╭──

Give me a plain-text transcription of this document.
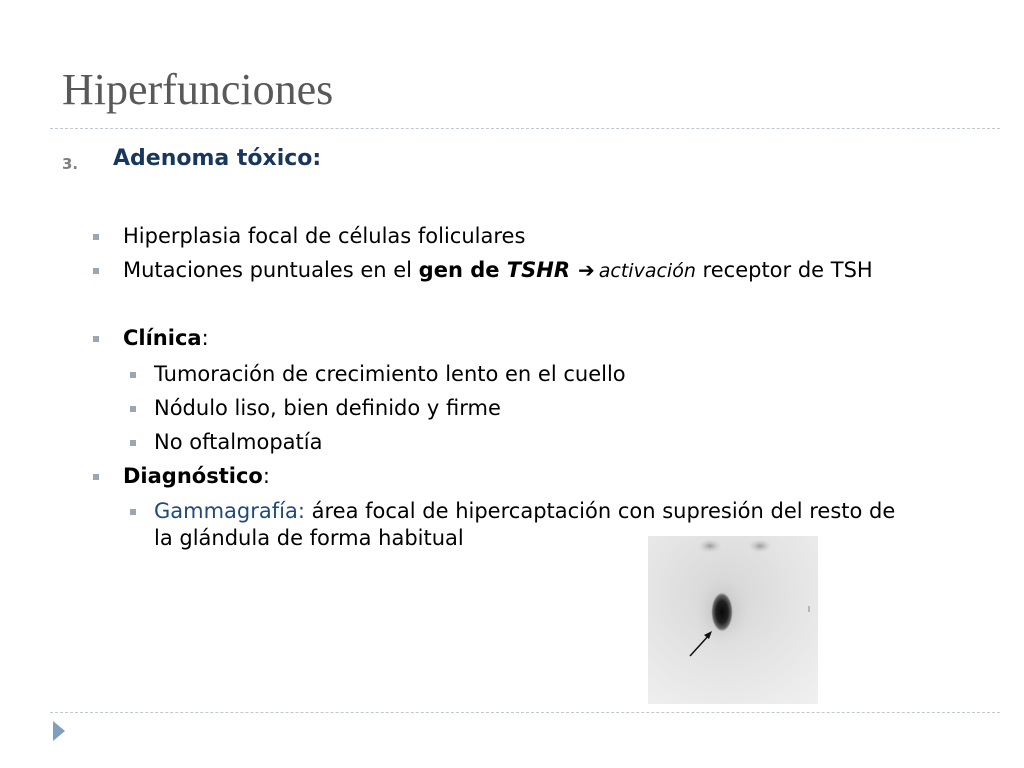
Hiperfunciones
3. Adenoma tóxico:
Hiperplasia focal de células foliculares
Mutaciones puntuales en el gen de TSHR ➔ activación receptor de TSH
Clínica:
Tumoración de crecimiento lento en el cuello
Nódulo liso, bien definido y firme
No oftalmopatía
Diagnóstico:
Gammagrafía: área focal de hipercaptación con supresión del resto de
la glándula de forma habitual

╰──
╭──

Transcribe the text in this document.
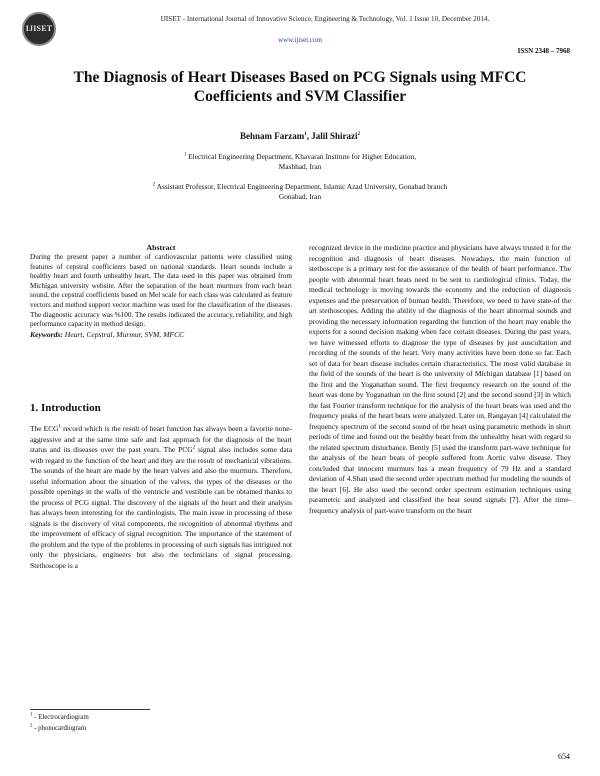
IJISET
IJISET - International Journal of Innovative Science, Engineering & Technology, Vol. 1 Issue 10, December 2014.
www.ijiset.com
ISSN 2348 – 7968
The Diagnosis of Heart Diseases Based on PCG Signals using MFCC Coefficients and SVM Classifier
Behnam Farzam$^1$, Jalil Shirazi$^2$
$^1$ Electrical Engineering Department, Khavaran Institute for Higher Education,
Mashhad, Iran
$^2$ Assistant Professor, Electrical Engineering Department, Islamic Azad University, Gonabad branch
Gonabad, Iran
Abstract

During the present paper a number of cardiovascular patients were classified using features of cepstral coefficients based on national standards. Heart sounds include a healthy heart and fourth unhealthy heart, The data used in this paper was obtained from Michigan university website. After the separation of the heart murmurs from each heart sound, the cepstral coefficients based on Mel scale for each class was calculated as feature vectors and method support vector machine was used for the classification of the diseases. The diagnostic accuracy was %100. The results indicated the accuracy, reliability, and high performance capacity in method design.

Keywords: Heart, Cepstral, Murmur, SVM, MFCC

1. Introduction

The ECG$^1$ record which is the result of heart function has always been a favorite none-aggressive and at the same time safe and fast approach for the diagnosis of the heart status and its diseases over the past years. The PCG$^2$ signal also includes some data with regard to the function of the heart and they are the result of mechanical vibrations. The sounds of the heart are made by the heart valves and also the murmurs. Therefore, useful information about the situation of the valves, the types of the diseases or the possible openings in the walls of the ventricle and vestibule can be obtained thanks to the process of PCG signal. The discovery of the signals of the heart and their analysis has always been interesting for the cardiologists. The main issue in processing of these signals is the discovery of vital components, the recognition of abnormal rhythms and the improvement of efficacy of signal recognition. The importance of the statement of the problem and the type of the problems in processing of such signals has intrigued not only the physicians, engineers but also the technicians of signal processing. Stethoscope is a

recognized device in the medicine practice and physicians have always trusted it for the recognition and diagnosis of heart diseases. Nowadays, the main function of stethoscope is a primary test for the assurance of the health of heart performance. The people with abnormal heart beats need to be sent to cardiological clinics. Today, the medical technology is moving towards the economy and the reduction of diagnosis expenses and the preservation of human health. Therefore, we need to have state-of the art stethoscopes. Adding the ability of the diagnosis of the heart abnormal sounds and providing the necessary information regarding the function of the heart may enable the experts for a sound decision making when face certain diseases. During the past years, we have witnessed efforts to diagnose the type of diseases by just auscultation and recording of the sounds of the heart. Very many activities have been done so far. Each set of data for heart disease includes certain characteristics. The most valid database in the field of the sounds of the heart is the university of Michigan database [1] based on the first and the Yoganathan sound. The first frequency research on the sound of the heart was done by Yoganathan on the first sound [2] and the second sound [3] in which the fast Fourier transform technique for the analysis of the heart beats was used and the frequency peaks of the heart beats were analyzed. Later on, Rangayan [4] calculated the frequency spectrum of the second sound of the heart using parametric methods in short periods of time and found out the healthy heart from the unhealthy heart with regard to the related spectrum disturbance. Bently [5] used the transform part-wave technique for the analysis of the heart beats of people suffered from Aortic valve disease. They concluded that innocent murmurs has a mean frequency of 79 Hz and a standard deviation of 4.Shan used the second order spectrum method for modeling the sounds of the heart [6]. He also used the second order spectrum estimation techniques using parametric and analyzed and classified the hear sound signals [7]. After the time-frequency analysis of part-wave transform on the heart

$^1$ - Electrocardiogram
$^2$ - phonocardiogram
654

╰──

PROBLEM
Every line with the string "Electrical" in the material should be returned.

EXERCISE ANSWER
$^1$ Electrical Engineering Department, Khavaran Institute for Higher Education,
$^2$ Assistant Professor, Electrical Engineering Department, Islamic Azad University, Gonabad branch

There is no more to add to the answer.